§ **Task details**: Every entry must be duplicated precisely as written.

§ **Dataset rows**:
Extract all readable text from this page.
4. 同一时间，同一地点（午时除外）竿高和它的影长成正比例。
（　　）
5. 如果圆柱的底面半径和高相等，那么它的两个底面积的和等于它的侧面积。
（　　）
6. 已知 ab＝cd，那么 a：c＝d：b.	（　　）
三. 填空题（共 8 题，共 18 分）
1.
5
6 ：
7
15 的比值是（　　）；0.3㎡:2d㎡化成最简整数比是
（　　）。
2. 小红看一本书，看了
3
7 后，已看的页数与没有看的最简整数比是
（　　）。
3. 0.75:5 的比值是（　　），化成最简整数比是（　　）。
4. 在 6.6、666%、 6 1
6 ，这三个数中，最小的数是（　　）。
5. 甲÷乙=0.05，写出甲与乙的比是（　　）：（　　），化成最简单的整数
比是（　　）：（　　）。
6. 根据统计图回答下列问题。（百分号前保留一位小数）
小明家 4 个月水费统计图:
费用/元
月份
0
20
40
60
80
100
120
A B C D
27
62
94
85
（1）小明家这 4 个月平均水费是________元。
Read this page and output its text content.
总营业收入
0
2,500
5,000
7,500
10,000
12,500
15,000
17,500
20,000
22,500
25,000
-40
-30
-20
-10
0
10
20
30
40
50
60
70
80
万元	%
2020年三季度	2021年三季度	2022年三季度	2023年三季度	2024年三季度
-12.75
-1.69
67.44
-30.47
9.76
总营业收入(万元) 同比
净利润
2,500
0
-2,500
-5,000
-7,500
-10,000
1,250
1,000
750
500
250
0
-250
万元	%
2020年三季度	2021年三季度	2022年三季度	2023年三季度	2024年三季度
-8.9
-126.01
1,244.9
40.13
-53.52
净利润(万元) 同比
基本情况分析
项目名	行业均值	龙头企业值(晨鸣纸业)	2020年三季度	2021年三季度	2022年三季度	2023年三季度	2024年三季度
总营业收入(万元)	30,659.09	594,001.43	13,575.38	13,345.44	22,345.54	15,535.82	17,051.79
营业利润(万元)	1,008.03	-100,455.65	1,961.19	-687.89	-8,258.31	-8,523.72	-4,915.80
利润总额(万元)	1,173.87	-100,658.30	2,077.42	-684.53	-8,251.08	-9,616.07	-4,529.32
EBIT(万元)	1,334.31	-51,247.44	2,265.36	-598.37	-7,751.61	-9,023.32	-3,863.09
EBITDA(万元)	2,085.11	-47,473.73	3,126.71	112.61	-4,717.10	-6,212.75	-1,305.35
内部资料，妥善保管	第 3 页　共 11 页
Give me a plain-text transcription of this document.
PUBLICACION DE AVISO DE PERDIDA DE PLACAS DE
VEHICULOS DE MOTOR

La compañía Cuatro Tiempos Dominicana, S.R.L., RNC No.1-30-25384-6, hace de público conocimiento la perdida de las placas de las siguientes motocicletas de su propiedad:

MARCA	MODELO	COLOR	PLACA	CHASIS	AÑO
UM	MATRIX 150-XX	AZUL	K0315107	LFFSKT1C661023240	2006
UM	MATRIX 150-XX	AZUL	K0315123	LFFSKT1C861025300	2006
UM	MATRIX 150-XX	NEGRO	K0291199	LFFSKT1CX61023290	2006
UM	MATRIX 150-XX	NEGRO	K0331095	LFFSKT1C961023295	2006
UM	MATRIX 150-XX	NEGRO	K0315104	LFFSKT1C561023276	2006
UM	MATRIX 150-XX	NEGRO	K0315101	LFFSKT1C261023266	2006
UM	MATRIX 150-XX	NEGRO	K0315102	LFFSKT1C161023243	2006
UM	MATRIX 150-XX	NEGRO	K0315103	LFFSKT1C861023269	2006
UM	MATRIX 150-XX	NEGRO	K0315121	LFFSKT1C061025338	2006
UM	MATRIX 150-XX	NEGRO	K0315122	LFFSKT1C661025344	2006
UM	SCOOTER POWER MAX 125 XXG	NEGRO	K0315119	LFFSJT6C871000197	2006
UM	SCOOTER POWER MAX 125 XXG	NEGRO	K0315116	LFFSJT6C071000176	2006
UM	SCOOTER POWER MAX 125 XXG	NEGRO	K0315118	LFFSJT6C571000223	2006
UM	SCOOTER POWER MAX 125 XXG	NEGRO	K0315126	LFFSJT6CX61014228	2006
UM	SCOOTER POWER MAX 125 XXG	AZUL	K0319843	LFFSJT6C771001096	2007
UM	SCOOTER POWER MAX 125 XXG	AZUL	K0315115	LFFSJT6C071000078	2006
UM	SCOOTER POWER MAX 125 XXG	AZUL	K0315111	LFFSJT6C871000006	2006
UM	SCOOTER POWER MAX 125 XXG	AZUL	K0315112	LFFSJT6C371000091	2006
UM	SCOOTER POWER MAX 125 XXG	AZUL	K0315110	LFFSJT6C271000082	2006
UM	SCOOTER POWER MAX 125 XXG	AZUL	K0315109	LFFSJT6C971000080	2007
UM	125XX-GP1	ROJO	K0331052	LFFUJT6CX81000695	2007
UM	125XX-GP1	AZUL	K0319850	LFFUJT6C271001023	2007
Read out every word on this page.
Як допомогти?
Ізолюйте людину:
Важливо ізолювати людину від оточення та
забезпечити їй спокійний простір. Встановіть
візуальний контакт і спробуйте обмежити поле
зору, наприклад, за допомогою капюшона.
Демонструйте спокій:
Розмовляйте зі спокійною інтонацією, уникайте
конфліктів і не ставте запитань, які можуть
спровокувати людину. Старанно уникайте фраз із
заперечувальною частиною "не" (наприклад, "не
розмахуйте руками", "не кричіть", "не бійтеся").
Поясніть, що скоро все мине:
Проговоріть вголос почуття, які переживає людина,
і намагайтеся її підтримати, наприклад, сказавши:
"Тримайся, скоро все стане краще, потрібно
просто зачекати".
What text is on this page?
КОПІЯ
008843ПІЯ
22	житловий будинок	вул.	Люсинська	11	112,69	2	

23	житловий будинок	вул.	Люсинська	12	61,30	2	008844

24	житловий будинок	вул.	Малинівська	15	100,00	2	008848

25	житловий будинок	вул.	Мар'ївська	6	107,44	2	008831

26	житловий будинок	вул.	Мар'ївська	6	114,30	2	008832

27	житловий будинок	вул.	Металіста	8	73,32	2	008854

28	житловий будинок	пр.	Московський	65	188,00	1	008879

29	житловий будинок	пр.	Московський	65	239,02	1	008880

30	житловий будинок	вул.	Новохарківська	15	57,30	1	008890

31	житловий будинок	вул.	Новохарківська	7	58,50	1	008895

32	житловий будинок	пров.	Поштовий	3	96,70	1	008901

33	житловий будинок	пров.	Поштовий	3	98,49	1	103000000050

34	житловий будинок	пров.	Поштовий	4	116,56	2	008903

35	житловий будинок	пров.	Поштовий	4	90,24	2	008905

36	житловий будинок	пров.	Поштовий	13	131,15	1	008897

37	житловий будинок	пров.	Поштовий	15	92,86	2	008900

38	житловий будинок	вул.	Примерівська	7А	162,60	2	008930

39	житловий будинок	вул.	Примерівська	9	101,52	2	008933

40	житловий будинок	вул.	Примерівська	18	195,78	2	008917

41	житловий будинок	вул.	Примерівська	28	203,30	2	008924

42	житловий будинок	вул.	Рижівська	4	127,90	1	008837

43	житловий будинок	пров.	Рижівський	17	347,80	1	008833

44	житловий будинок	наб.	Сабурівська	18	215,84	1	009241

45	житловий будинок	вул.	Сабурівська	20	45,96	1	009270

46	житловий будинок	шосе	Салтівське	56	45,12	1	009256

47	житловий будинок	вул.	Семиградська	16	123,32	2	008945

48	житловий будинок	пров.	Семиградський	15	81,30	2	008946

§ **Output of the exercise**:
Extract all readable text from this page.
4. 同一时间，同一地点（午时除外）竿高和它的影长成正比例。
（　　）
5. 如果圆柱的底面半径和高相等，那么它的两个底面积的和等于它的侧面积。
（　　）
6. 已知 ab＝cd，那么 a：c＝d：b.	（　　）
三. 填空题（共 8 题，共 18 分）
1.
5
6 ：
7
15 的比值是（　　）；0.3㎡:2d㎡化成最简整数比是
（　　）。
2. 小红看一本书，看了
3
7 后，已看的页数与没有看的最简整数比是
（　　）。
3. 0.75:5 的比值是（　　），化成最简整数比是（　　）。
4. 在 6.6、666%、 6 1
6 ，这三个数中，最小的数是（　　）。
5. 甲÷乙=0.05，写出甲与乙的比是（　　）：（　　），化成最简单的整数
比是（　　）：（　　）。
6. 根据统计图回答下列问题。（百分号前保留一位小数）
小明家 4 个月水费统计图:
费用/元
月份
0
20
40
60
80
100
120
A B C D
27
62
94
85
（1）小明家这 4 个月平均水费是________元。
Read this page and output its text content.
总营业收入
0
2,500
5,000
7,500
10,000
12,500
15,000
17,500
20,000
22,500
25,000
-40
-30
-20
-10
0
10
20
30
40
50
60
70
80
万元	%
2020年三季度	2021年三季度	2022年三季度	2023年三季度	2024年三季度
-12.75
-1.69
67.44
-30.47
9.76
总营业收入(万元) 同比
净利润
2,500
0
-2,500
-5,000
-7,500
-10,000
1,250
1,000
750
500
250
0
-250
万元	%
2020年三季度	2021年三季度	2022年三季度	2023年三季度	2024年三季度
-8.9
-126.01
1,244.9
40.13
-53.52
净利润(万元) 同比
基本情况分析
项目名	行业均值	龙头企业值(晨鸣纸业)	2020年三季度	2021年三季度	2022年三季度	2023年三季度	2024年三季度
总营业收入(万元)	30,659.09	594,001.43	13,575.38	13,345.44	22,345.54	15,535.82	17,051.79
营业利润(万元)	1,008.03	-100,455.65	1,961.19	-687.89	-8,258.31	-8,523.72	-4,915.80
利润总额(万元)	1,173.87	-100,658.30	2,077.42	-684.53	-8,251.08	-9,616.07	-4,529.32
EBIT(万元)	1,334.31	-51,247.44	2,265.36	-598.37	-7,751.61	-9,023.32	-3,863.09
EBITDA(万元)	2,085.11	-47,473.73	3,126.71	112.61	-4,717.10	-6,212.75	-1,305.35
内部资料，妥善保管	第 3 页　共 11 页
Give me a plain-text transcription of this document.
PUBLICACION DE AVISO DE PERDIDA DE PLACAS DE
VEHICULOS DE MOTOR

La compañía Cuatro Tiempos Dominicana, S.R.L., RNC No.1-30-25384-6, hace de público conocimiento la perdida de las placas de las siguientes motocicletas de su propiedad:

MARCA	MODELO	COLOR	PLACA	CHASIS	AÑO
UM	MATRIX 150-XX	AZUL	K0315107	LFFSKT1C661023240	2006
UM	MATRIX 150-XX	AZUL	K0315123	LFFSKT1C861025300	2006
UM	MATRIX 150-XX	NEGRO	K0291199	LFFSKT1CX61023290	2006
UM	MATRIX 150-XX	NEGRO	K0331095	LFFSKT1C961023295	2006
UM	MATRIX 150-XX	NEGRO	K0315104	LFFSKT1C561023276	2006
UM	MATRIX 150-XX	NEGRO	K0315101	LFFSKT1C261023266	2006
UM	MATRIX 150-XX	NEGRO	K0315102	LFFSKT1C161023243	2006
UM	MATRIX 150-XX	NEGRO	K0315103	LFFSKT1C861023269	2006
UM	MATRIX 150-XX	NEGRO	K0315121	LFFSKT1C061025338	2006
UM	MATRIX 150-XX	NEGRO	K0315122	LFFSKT1C661025344	2006
UM	SCOOTER POWER MAX 125 XXG	NEGRO	K0315119	LFFSJT6C871000197	2006
UM	SCOOTER POWER MAX 125 XXG	NEGRO	K0315116	LFFSJT6C071000176	2006
UM	SCOOTER POWER MAX 125 XXG	NEGRO	K0315118	LFFSJT6C571000223	2006
UM	SCOOTER POWER MAX 125 XXG	NEGRO	K0315126	LFFSJT6CX61014228	2006
UM	SCOOTER POWER MAX 125 XXG	AZUL	K0319843	LFFSJT6C771001096	2007
UM	SCOOTER POWER MAX 125 XXG	AZUL	K0315115	LFFSJT6C071000078	2006
UM	SCOOTER POWER MAX 125 XXG	AZUL	K0315111	LFFSJT6C871000006	2006
UM	SCOOTER POWER MAX 125 XXG	AZUL	K0315112	LFFSJT6C371000091	2006
UM	SCOOTER POWER MAX 125 XXG	AZUL	K0315110	LFFSJT6C271000082	2006
UM	SCOOTER POWER MAX 125 XXG	AZUL	K0315109	LFFSJT6C971000080	2007
UM	125XX-GP1	ROJO	K0331052	LFFUJT6CX81000695	2007
UM	125XX-GP1	AZUL	K0319850	LFFUJT6C271001023	2007
Read out every word on this page.
Як допомогти?
Ізолюйте людину:
Важливо ізолювати людину від оточення та
забезпечити їй спокійний простір. Встановіть
візуальний контакт і спробуйте обмежити поле
зору, наприклад, за допомогою капюшона.
Демонструйте спокій:
Розмовляйте зі спокійною інтонацією, уникайте
конфліктів і не ставте запитань, які можуть
спровокувати людину. Старанно уникайте фраз із
заперечувальною частиною "не" (наприклад, "не
розмахуйте руками", "не кричіть", "не бійтеся").
Поясніть, що скоро все мине:
Проговоріть вголос почуття, які переживає людина,
і намагайтеся її підтримати, наприклад, сказавши:
"Тримайся, скоро все стане краще, потрібно
просто зачекати".
What text is on this page?
КОПІЯ
008843ПІЯ
22	житловий будинок	вул.	Люсинська	11	112,69	2	

23	житловий будинок	вул.	Люсинська	12	61,30	2	008844

24	житловий будинок	вул.	Малинівська	15	100,00	2	008848

25	житловий будинок	вул.	Мар'ївська	6	107,44	2	008831

26	житловий будинок	вул.	Мар'ївська	6	114,30	2	008832

27	житловий будинок	вул.	Металіста	8	73,32	2	008854

28	житловий будинок	пр.	Московський	65	188,00	1	008879

29	житловий будинок	пр.	Московський	65	239,02	1	008880

30	житловий будинок	вул.	Новохарківська	15	57,30	1	008890

31	житловий будинок	вул.	Новохарківська	7	58,50	1	008895

32	житловий будинок	пров.	Поштовий	3	96,70	1	008901

33	житловий будинок	пров.	Поштовий	3	98,49	1	103000000050

34	житловий будинок	пров.	Поштовий	4	116,56	2	008903

35	житловий будинок	пров.	Поштовий	4	90,24	2	008905

36	житловий будинок	пров.	Поштовий	13	131,15	1	008897

37	житловий будинок	пров.	Поштовий	15	92,86	2	008900

38	житловий будинок	вул.	Примерівська	7А	162,60	2	008930

39	житловий будинок	вул.	Примерівська	9	101,52	2	008933

40	житловий будинок	вул.	Примерівська	18	195,78	2	008917

41	житловий будинок	вул.	Примерівська	28	203,30	2	008924

42	житловий будинок	вул.	Рижівська	4	127,90	1	008837

43	житловий будинок	пров.	Рижівський	17	347,80	1	008833

44	житловий будинок	наб.	Сабурівська	18	215,84	1	009241

45	житловий будинок	вул.	Сабурівська	20	45,96	1	009270

46	житловий будинок	шосе	Салтівське	56	45,12	1	009256

47	житловий будинок	вул.	Семиградська	16	123,32	2	008945

48	житловий будинок	пров.	Семиградський	15	81,30	2	008946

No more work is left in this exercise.